▶ _INPUT_
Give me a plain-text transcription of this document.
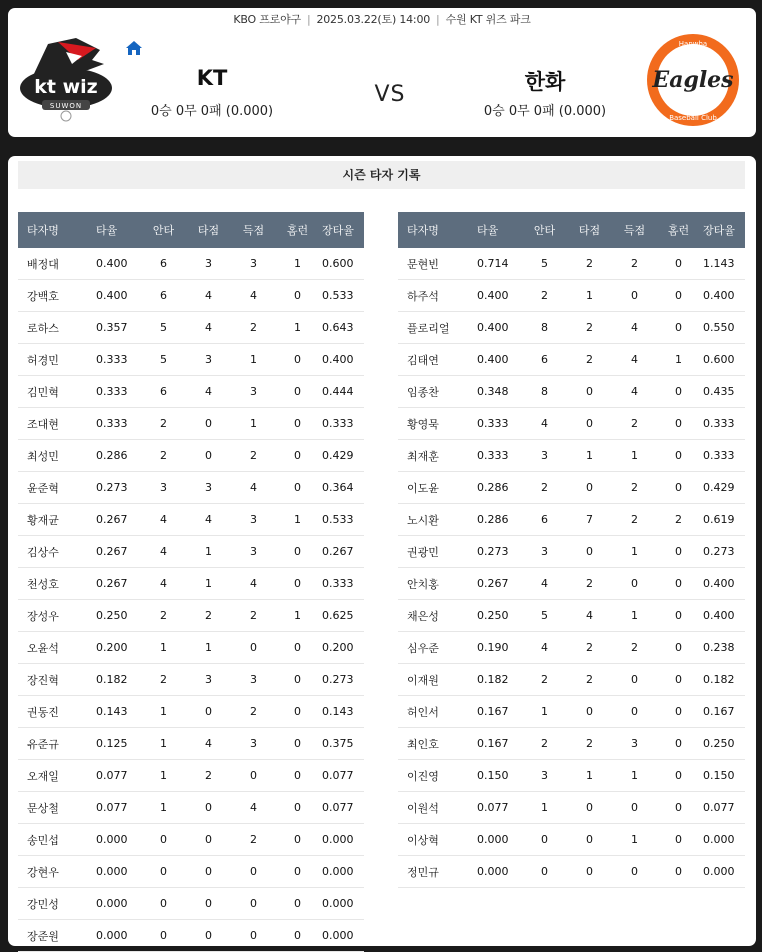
KBO 프로야구 | 2025.03.22(토) 14:00 | 수원 KT 위즈 파크
kt wiz
SUWON
KT
0승 0무 0패 (0.000)
VS	한화
0승 0무 0패 (0.000)
Hanwha
Eagles
Baseball Club
시즌 타자 기록
타자명	타율	안타	타점	득점	홈런	장타율
배정대	0.400	6	3	3	1	0.600
강백호	0.400	6	4	4	0	0.533
로하스	0.357	5	4	2	1	0.643
허경민	0.333	5	3	1	0	0.400
김민혁	0.333	6	4	3	0	0.444
조대현	0.333	2	0	1	0	0.333
최성민	0.286	2	0	2	0	0.429
윤준혁	0.273	3	3	4	0	0.364
황재균	0.267	4	4	3	1	0.533
김상수	0.267	4	1	3	0	0.267
천성호	0.267	4	1	4	0	0.333
장성우	0.250	2	2	2	1	0.625
오윤석	0.200	1	1	0	0	0.200
장진혁	0.182	2	3	3	0	0.273
권동진	0.143	1	0	2	0	0.143
유준규	0.125	1	4	3	0	0.375
오재일	0.077	1	2	0	0	0.077
문상철	0.077	1	0	4	0	0.077
송민섭	0.000	0	0	2	0	0.000
강현우	0.000	0	0	0	0	0.000
강민성	0.000	0	0	0	0	0.000
장준원	0.000	0	0	0	0	0.000
타자명	타율	안타	타점	득점	홈런	장타율
문현빈	0.714	5	2	2	0	1.143
하주석	0.400	2	1	0	0	0.400
플로리얼	0.400	8	2	4	0	0.550
김태연	0.400	6	2	4	1	0.600
임종찬	0.348	8	0	4	0	0.435
황영묵	0.333	4	0	2	0	0.333
최재훈	0.333	3	1	1	0	0.333
이도윤	0.286	2	0	2	0	0.429
노시환	0.286	6	7	2	2	0.619
권광민	0.273	3	0	1	0	0.273
안치홍	0.267	4	2	0	0	0.400
채은성	0.250	5	4	1	0	0.400
심우준	0.190	4	2	2	0	0.238
이재원	0.182	2	2	0	0	0.182
허인서	0.167	1	0	0	0	0.167
최인호	0.167	2	2	3	0	0.250
이진영	0.150	3	1	1	0	0.150
이원석	0.077	1	0	0	0	0.077
이상혁	0.000	0	0	1	0	0.000
정민규	0.000	0	0	0	0	0.000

▶ _SHORT PROBLEM_
Reproduce the material above in full, exactly, with no images.

▶ _COMPLETE RESPONSE_
Give me a plain-text transcription of this document.
KBO 프로야구 | 2025.03.22(토) 14:00 | 수원 KT 위즈 파크
kt wiz
SUWON
KT
0승 0무 0패 (0.000)
VS	한화
0승 0무 0패 (0.000)
Hanwha
Eagles
Baseball Club
시즌 타자 기록
타자명	타율	안타	타점	득점	홈런	장타율
배정대	0.400	6	3	3	1	0.600
강백호	0.400	6	4	4	0	0.533
로하스	0.357	5	4	2	1	0.643
허경민	0.333	5	3	1	0	0.400
김민혁	0.333	6	4	3	0	0.444
조대현	0.333	2	0	1	0	0.333
최성민	0.286	2	0	2	0	0.429
윤준혁	0.273	3	3	4	0	0.364
황재균	0.267	4	4	3	1	0.533
김상수	0.267	4	1	3	0	0.267
천성호	0.267	4	1	4	0	0.333
장성우	0.250	2	2	2	1	0.625
오윤석	0.200	1	1	0	0	0.200
장진혁	0.182	2	3	3	0	0.273
권동진	0.143	1	0	2	0	0.143
유준규	0.125	1	4	3	0	0.375
오재일	0.077	1	2	0	0	0.077
문상철	0.077	1	0	4	0	0.077
송민섭	0.000	0	0	2	0	0.000
강현우	0.000	0	0	0	0	0.000
강민성	0.000	0	0	0	0	0.000
장준원	0.000	0	0	0	0	0.000
타자명	타율	안타	타점	득점	홈런	장타율
문현빈	0.714	5	2	2	0	1.143
하주석	0.400	2	1	0	0	0.400
플로리얼	0.400	8	2	4	0	0.550
김태연	0.400	6	2	4	1	0.600
임종찬	0.348	8	0	4	0	0.435
황영묵	0.333	4	0	2	0	0.333
최재훈	0.333	3	1	1	0	0.333
이도윤	0.286	2	0	2	0	0.429
노시환	0.286	6	7	2	2	0.619
권광민	0.273	3	0	1	0	0.273
안치홍	0.267	4	2	0	0	0.400
채은성	0.250	5	4	1	0	0.400
심우준	0.190	4	2	2	0	0.238
이재원	0.182	2	2	0	0	0.182
허인서	0.167	1	0	0	0	0.167
최인호	0.167	2	2	3	0	0.250
이진영	0.150	3	1	1	0	0.150
이원석	0.077	1	0	0	0	0.077
이상혁	0.000	0	0	1	0	0.000
정민규	0.000	0	0	0	0	0.000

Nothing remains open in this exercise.